* Aim: Records follow. Copy every line with "values".
== Data section
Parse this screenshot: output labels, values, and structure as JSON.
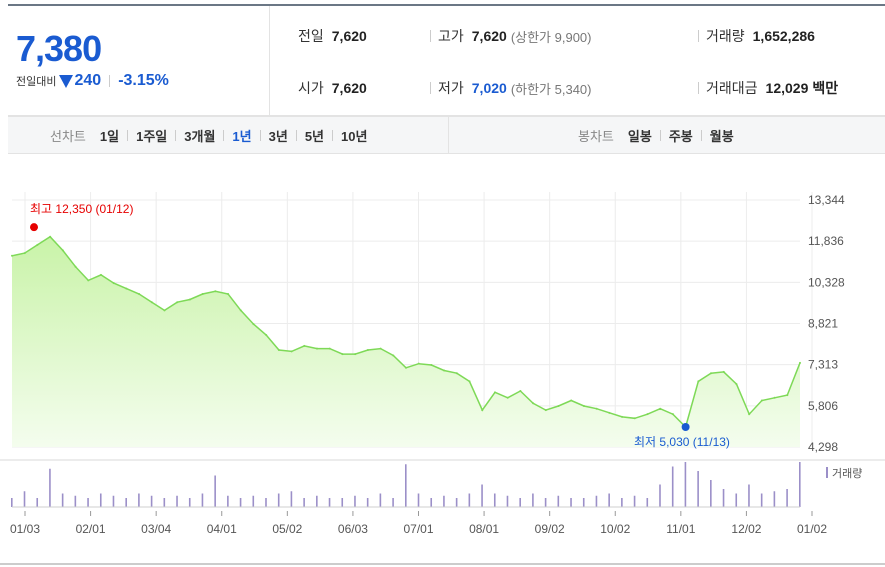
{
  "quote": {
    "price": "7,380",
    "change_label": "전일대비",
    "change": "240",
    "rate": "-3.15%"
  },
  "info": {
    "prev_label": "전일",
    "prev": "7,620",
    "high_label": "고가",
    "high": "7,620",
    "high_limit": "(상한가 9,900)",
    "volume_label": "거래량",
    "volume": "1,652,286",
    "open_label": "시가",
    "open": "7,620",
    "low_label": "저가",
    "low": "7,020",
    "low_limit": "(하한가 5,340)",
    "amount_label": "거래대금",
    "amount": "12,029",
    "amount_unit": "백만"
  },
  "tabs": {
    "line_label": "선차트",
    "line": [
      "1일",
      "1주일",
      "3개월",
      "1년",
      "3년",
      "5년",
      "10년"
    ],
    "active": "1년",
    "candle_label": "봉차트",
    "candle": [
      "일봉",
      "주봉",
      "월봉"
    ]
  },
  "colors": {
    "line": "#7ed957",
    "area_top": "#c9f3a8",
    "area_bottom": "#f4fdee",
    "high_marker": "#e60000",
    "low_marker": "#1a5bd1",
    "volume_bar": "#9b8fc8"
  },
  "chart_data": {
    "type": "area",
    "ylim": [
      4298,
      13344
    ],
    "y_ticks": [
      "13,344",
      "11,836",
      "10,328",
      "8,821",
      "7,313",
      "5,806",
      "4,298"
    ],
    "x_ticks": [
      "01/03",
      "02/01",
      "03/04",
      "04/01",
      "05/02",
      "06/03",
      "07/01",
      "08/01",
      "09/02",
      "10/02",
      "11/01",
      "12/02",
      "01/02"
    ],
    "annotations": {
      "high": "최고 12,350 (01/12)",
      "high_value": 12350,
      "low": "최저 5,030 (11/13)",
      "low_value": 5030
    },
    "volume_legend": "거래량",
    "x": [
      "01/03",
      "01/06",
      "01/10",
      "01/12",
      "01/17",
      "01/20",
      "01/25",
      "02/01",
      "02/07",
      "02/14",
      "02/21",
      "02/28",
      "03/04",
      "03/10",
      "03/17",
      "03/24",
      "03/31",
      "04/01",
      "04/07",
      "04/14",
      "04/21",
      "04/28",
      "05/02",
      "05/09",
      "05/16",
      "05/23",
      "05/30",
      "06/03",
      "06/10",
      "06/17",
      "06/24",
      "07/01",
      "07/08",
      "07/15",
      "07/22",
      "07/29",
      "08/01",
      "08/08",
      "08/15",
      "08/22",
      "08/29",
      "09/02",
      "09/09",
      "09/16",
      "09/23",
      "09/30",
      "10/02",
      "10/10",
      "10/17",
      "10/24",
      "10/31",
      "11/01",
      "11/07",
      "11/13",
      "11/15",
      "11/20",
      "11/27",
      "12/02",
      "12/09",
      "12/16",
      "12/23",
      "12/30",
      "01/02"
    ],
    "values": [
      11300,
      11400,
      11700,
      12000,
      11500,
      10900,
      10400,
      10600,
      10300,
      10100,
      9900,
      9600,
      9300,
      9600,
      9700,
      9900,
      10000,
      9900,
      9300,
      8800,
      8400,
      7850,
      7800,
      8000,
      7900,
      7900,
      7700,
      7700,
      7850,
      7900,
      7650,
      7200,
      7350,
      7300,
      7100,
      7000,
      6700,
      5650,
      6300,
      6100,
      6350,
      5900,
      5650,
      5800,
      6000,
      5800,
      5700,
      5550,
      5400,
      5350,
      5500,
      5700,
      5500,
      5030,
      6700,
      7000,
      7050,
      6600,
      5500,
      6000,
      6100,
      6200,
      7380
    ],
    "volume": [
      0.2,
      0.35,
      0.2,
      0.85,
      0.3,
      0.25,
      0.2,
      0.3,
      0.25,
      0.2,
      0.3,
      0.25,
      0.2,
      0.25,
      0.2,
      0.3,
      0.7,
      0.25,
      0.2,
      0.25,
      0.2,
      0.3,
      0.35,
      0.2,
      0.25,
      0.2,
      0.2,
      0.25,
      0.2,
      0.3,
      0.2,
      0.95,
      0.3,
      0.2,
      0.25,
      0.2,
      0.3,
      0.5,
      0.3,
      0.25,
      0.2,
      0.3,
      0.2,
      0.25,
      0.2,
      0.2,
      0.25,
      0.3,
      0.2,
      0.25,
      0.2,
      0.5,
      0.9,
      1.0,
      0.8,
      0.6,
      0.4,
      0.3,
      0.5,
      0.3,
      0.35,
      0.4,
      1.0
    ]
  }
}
====
* Solution for this problem:
Parse this screenshot: output labels, values, and structure as JSON.
    "values": [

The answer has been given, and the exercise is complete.